• _Passage provided_:
◇ ◇ ◇ ◇ ◇

The latter was the reason we burned up so many miles together."

Scudder and Helen Smith organize their life around the seasonal
rhythms of the antiques business. September often means a trip
to upstate New York for the Adirondack Mountains Antiques Show.
Only eight miles from Nuttinghame, the Southbury, Conn.,
farmhouse, where Wallace Nutting launched his Colonial Revival
industries in 1906, Newtown had long been a destination for
antiquers. The region was peppered with small-time auctioneers.
Though few of these early businesses survive, readers may remember
Ansonia, Conn., dealers George and Benjamin Arons, who advertised
their annual antiques sales in The Bee in the 1930s;
auctioneer O'Rundle Gilbert, whose notices appeared in the 1940s;
and Carrell, whose shows and markets were listed by the early
1960s. One of The Bee's oldest continuing antiques
advertisers is Vallin Galleries, whose display ad for Asian art
appears on Antiques and The Arts Weekly's inside
front cover. From 1947 until the early 1960s, The Newtown
Bee published Thomas Ormsbee's syndicated collecting column,
"Know Your Heirlooms."
With a nucleus of antiques advertising, and given full rein by
his father but no support from Mrs Arthur Boyer, The Newtown
Bee's skeptical news editor, Scudder launched four
consolidated pages of antiques coverage on June 28, 1963. He made
dealer Kenneth Hammitt a columnist. Marni Wood joined in 1966 as
a features writer. Scudder and Marni collaborated on heavily
illustrated reports on old houses, a mutual interest. Wood also
published some devastatingly honest auction reviews - the good,
bad and the ugly, with prices.
The first antiques story Scudder put his initials to, on October
4, 1963, was "Pressed Glass Salt Dishes." Thereafter, he took a
notably avid interest in the folk art world's latest
developments. After finishing his editorial chores on Thursday,
Scudder spent Fridays pounding on doors, talking to dealers and
auctioneers and selling ads for the next antiques section.
As early as the 1910s, antiquers combed the countryside by car in
search of treasure. The Magazine Antiques had long
included a travel guide with shops listed by state, but the
destinations could be hard to find.

Dogs have been on the Bee payroll since at least the time that
Scudder's aptly named mutt 'Tiquer' first signed her name to
her ghost-written weekly gossip column, "Pooch Pause." Above,
Scudder walks Starr and Rosie, goldens who share office duties
with David's chocolate lab, Deeke.

◇ ◇ ◇ ◇ ◇

• _Given information_:

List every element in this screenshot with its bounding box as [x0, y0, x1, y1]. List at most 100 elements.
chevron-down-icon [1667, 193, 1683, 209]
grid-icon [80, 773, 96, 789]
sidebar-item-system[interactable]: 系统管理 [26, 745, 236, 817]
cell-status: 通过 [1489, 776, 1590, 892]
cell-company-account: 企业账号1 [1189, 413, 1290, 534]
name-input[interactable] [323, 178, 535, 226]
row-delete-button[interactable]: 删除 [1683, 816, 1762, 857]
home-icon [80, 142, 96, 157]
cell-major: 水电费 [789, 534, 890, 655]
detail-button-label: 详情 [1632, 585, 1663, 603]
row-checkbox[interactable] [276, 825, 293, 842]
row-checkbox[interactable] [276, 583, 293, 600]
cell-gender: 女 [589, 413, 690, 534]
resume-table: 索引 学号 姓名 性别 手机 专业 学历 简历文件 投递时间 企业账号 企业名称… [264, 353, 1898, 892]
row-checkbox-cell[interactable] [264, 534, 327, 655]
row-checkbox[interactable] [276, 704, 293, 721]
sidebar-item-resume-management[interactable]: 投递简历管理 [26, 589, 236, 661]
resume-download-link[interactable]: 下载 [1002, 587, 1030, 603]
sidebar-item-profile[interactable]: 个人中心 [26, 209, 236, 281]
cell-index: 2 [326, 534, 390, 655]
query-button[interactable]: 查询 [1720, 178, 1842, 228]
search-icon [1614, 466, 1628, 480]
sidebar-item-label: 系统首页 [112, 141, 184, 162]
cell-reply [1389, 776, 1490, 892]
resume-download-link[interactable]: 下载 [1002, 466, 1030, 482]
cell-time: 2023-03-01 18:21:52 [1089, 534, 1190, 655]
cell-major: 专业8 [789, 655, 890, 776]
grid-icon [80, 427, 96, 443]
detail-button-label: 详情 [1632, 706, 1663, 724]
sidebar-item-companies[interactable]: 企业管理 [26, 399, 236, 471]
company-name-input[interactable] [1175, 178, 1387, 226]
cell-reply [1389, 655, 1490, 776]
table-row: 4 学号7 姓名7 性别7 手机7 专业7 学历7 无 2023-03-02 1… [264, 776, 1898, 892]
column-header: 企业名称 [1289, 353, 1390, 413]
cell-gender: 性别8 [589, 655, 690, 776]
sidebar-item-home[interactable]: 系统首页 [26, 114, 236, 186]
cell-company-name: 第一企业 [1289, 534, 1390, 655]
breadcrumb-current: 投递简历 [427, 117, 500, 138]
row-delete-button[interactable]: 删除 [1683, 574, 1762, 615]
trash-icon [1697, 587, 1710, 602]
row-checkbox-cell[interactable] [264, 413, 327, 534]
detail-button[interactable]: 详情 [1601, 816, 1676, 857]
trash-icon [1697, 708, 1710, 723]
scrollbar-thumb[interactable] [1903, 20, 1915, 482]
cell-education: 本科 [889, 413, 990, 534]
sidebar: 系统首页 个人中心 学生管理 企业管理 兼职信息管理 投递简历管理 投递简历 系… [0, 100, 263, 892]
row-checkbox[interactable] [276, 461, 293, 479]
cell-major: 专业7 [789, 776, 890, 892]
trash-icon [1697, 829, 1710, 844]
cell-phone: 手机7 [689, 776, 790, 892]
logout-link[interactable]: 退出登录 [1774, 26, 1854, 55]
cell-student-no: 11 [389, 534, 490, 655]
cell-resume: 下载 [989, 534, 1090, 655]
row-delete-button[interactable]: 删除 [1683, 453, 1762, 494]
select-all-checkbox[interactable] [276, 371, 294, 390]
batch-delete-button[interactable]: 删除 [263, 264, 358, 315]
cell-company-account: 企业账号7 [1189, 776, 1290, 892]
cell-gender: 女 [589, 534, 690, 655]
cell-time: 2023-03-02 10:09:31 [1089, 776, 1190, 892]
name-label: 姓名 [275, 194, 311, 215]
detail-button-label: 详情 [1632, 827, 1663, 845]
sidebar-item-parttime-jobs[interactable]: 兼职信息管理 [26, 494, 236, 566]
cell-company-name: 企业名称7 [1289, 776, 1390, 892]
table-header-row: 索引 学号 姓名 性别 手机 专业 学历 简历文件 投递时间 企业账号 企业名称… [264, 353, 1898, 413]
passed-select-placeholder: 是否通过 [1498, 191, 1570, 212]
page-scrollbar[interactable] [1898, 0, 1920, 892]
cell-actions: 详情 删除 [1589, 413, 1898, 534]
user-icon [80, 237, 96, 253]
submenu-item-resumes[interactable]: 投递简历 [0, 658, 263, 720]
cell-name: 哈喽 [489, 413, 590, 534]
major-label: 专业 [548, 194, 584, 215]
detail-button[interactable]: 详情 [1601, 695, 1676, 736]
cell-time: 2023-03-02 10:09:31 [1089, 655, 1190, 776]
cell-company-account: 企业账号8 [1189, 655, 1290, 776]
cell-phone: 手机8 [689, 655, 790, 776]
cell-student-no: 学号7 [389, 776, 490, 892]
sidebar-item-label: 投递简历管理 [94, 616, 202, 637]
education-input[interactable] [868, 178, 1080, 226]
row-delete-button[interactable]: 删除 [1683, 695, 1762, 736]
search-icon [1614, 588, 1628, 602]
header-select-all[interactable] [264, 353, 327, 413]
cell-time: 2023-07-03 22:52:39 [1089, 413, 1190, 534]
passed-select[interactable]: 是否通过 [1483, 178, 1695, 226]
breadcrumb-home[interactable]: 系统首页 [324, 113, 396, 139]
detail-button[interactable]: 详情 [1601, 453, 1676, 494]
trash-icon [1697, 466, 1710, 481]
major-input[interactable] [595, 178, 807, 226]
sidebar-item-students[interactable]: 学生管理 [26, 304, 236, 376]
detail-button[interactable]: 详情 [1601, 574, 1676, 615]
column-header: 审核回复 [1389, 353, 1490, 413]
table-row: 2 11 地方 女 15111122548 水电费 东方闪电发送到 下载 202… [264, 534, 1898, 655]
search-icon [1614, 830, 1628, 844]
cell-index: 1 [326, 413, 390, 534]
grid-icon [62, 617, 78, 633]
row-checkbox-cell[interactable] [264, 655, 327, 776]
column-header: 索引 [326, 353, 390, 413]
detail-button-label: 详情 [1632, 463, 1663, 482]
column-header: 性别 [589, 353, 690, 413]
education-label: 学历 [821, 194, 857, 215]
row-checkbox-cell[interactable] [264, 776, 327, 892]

◇ ◇ ◇ ◇ ◇

• _Required actions_:
• A. Answer these about the passage on The Newtown Bee's antiques coverage:
(i) On what date did Scudder launch four consolidated pages of antiques coverage?
(ii) What was the title of the first antiques story Scudder put his initials to?
(iii) What was the name of the weekly gossip column signed by Scudder's dog 'Tiquer'?
• B. Write what comes next in the passage on The Newtown Bee's antiques coverage, starting after its last sentence.

• _Exercise responses_:
• A.
(i) June 28, 1963
(ii) "Pressed Glass Salt Dishes."
(iii) "Pooch Pause."

• B.
"People drove around haphazardly looking for antiques,"
recalls Scudder, who created a series of maps for antiquers. The
first, published on July 31, 1963, listed 64 western Connecticut
dealers, among them Howard K. Richmond, then at Silvermine Tavern
in Norwalk; Florene Maine in Ridgefield; Thomas D. and Constance R.
Williams in Litchfield; and Moira Wallace in Woodbury.
"From then on, people rapidly became aware of our antiques
section, ad revenues started to climb and circulation went up. We
repeated the maps each year, for many years," says Scudder. By
the late 1960s, the names Harry Hartman, Nathan Liverant and Son
and Tillou Galleries, to name just three, regularly appeared in
The Bee's antiques pages, along with Lillian Cogan, I.M.
Wiese, Avis and Rockwell Gardiner, Roger Bacon and John Walton.
Withington, Bourne, Eldred and Skinner, along with Clearing
House, Pari and Josko, were mainstays of The Bee's
auction pages.
By the end of 1969, Antiques and The Arts Weekly was
mailed to 26,000 readers in 46 states. Each week, the paper left
The Bee Publishing Company at 5 pm on Tuesday, reaching most
subscribers in time to plan their weekend. The paper succeeded
because it was straightforward and useful.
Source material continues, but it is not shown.